Exercise instructions
Which lines below hold the word "setniny"? Copy all of them.

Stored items
+ + + + + + +

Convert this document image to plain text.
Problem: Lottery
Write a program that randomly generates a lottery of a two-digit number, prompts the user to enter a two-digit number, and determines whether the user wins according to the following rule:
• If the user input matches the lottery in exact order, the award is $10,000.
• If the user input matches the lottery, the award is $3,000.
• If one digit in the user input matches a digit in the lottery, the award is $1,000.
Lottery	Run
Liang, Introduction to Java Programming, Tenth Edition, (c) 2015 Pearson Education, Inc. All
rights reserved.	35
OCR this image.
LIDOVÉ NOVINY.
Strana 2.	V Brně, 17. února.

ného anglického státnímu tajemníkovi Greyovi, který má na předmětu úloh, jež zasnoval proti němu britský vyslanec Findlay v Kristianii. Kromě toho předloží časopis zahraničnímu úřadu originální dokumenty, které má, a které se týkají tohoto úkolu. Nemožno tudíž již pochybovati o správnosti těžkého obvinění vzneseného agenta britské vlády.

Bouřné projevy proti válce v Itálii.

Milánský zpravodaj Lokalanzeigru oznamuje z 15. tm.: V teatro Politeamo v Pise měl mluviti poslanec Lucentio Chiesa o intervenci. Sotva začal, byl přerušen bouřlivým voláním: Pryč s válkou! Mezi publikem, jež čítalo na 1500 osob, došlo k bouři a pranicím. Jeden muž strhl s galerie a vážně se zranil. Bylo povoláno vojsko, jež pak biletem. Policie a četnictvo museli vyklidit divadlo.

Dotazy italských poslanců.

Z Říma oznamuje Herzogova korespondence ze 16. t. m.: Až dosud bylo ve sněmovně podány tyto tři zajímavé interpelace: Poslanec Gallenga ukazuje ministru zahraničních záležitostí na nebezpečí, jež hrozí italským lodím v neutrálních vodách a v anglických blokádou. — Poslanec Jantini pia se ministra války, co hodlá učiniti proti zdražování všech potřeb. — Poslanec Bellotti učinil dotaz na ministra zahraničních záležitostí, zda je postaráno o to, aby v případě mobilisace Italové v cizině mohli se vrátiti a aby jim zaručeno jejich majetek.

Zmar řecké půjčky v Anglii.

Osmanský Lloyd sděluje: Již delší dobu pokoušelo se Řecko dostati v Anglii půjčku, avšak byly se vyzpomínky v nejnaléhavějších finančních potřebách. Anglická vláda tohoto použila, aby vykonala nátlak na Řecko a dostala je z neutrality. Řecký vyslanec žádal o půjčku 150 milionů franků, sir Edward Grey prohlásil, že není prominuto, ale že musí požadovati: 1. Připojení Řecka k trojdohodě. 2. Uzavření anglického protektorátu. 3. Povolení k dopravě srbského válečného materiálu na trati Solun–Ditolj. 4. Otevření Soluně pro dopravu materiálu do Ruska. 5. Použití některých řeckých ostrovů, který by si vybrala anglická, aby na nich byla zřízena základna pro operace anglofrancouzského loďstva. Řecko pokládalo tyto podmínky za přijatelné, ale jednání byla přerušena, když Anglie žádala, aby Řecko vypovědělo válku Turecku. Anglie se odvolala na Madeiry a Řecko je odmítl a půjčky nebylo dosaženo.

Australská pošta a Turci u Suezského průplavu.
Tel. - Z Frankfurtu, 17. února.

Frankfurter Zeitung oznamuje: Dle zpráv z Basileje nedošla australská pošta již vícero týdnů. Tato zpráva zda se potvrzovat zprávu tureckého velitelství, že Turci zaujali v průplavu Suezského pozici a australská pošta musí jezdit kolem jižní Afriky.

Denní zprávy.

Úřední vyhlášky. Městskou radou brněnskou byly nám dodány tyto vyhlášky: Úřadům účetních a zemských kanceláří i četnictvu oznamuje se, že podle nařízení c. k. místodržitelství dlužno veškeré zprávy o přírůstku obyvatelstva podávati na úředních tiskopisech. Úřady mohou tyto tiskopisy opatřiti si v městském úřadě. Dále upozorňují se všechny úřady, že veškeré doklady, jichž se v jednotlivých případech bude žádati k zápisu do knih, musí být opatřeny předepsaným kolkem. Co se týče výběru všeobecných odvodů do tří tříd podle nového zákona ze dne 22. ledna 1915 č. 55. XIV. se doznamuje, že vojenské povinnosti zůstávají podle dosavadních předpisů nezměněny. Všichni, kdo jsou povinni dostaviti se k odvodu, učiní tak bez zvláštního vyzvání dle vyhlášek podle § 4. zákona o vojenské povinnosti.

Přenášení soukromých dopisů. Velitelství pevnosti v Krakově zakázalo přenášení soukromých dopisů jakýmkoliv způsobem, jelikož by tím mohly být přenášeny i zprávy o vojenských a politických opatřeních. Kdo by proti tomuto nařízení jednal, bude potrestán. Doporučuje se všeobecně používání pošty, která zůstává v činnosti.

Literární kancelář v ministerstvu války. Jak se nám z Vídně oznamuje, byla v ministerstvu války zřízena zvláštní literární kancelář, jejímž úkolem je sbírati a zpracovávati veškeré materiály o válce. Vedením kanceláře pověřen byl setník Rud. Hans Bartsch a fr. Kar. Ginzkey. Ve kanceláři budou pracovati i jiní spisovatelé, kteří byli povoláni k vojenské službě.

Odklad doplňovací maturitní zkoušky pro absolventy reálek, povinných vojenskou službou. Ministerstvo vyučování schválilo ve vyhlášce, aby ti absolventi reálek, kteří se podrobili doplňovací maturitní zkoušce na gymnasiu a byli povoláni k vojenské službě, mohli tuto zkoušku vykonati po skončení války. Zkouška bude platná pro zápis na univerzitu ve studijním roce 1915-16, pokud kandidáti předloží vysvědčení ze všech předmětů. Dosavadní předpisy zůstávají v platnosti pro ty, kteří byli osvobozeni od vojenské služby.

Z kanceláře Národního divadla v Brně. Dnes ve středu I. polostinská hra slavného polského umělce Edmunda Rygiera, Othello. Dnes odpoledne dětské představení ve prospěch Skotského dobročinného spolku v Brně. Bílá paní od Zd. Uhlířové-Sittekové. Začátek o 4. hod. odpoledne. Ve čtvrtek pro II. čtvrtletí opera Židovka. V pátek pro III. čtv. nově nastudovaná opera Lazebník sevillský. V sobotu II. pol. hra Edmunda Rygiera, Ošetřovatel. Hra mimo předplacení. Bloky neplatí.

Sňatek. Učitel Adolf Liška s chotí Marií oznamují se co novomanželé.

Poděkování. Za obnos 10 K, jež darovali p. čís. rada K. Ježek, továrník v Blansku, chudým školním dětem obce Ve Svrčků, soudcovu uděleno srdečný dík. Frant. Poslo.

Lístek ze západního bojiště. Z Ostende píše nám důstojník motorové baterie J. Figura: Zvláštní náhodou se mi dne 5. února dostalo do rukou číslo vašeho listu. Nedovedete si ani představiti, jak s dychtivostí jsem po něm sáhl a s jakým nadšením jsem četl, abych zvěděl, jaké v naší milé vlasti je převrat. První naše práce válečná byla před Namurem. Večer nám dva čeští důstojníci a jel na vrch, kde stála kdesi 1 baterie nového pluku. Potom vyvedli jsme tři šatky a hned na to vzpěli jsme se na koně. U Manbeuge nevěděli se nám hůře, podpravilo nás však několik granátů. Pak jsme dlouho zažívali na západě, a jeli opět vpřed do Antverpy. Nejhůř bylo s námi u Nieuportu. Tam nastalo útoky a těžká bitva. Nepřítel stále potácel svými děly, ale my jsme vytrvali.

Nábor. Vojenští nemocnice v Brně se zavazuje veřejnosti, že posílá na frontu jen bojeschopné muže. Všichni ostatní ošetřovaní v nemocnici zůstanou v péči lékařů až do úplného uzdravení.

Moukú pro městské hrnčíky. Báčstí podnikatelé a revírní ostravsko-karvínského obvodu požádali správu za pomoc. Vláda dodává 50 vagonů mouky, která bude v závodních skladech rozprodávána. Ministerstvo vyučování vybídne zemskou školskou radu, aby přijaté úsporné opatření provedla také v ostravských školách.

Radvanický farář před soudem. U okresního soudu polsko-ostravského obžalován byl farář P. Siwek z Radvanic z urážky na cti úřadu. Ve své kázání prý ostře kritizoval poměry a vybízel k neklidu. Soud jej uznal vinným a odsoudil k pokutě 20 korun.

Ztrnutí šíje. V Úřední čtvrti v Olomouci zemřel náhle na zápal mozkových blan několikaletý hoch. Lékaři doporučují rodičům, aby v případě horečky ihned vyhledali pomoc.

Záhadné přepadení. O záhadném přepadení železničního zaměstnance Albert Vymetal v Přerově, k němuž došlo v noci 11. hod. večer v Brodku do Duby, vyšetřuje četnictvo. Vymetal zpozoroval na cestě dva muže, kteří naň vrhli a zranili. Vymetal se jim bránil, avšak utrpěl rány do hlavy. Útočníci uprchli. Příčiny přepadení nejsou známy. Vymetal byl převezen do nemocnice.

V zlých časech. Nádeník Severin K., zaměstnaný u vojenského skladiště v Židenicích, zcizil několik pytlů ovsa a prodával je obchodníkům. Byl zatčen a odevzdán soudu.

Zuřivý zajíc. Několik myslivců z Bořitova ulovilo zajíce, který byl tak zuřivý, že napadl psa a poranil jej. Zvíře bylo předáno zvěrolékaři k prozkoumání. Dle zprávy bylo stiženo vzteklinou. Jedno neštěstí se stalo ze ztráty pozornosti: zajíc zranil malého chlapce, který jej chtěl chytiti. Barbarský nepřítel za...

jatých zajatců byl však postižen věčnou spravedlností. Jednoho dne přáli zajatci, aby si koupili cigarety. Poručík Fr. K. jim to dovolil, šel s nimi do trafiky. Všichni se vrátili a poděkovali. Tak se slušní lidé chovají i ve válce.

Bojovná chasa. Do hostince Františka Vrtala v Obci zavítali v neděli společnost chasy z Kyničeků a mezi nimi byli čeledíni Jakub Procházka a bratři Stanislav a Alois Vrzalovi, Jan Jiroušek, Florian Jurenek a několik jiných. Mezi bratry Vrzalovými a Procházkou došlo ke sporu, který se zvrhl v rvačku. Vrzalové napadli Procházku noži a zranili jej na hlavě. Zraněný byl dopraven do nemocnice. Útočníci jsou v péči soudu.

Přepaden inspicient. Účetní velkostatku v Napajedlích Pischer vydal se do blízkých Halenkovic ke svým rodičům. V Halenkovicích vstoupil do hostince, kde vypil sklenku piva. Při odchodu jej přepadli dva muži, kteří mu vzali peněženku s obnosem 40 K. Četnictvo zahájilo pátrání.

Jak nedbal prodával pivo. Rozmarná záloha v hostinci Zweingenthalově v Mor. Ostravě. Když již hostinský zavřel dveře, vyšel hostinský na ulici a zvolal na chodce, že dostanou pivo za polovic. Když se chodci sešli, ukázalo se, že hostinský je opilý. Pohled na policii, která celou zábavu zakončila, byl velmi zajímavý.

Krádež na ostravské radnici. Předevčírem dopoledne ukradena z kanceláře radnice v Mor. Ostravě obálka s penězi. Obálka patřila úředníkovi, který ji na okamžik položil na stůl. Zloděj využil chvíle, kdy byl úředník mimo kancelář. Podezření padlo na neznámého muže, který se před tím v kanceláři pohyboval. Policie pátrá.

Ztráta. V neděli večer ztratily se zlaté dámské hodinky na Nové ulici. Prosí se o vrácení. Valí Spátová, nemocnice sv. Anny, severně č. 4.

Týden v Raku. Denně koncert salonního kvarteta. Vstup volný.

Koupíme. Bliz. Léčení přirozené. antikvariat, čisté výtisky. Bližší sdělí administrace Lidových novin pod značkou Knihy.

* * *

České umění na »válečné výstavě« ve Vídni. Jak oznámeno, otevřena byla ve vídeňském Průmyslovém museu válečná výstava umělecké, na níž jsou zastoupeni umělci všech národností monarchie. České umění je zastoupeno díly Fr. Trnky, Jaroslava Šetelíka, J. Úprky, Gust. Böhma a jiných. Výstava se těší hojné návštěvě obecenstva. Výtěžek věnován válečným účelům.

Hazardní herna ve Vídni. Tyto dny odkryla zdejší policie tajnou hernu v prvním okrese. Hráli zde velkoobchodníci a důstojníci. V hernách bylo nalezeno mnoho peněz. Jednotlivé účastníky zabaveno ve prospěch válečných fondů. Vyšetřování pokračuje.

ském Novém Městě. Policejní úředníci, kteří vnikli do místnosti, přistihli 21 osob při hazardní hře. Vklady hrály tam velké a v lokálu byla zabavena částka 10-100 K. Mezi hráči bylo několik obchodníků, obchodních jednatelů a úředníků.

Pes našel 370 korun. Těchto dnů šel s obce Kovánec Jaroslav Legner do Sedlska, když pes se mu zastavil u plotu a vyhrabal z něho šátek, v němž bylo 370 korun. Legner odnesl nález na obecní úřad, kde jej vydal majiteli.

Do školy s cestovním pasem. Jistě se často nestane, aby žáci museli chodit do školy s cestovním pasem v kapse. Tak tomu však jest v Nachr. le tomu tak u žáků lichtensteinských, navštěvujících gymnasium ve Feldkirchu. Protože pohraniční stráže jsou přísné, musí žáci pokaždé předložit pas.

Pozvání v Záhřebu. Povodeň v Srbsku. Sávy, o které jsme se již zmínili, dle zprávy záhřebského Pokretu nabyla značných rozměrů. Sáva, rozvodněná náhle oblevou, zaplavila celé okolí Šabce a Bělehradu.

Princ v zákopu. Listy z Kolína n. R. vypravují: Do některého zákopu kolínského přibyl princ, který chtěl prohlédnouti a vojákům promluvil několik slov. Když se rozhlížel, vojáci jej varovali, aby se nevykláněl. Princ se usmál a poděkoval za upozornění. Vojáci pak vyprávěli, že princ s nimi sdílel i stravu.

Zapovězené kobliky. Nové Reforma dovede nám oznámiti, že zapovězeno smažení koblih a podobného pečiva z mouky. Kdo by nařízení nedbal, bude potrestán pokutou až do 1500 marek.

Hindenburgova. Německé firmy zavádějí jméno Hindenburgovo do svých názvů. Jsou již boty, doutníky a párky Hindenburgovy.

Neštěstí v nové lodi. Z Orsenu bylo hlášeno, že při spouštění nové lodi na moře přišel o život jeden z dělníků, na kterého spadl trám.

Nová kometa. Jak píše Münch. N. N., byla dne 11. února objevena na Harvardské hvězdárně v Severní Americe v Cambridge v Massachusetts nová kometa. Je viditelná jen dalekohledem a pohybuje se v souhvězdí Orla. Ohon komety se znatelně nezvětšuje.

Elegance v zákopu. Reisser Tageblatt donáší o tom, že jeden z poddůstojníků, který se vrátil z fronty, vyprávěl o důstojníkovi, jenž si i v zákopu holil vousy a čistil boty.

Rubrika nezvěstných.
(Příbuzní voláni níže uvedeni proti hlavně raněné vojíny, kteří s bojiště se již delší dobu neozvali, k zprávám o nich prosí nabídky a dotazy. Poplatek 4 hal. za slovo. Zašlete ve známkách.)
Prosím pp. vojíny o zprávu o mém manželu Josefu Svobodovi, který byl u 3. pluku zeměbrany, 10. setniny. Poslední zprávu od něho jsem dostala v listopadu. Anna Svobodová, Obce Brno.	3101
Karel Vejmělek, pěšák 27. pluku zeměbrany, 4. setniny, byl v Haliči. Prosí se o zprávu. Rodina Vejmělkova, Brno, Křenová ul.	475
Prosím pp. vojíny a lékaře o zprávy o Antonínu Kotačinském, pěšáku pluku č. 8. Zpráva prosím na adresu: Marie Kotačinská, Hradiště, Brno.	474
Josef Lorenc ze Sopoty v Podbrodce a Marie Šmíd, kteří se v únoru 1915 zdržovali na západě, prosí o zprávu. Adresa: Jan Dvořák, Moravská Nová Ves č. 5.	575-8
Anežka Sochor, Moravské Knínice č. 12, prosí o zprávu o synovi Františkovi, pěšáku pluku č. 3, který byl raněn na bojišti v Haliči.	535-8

+ + + + + + +

Answer to this problem
Prosím pp. vojíny o zprávu o mém manželu Josefu Svobodovi, který byl u 3. pluku zeměbrany, 10. setniny. Poslední zprávu od něho jsem dostala v listopadu. Anna Svobodová, Obce Brno.	3101
Karel Vejmělek, pěšák 27. pluku zeměbrany, 4. setniny, byl v Haliči. Prosí se o zprávu. Rodina Vejmělkova, Brno, Křenová ul.	475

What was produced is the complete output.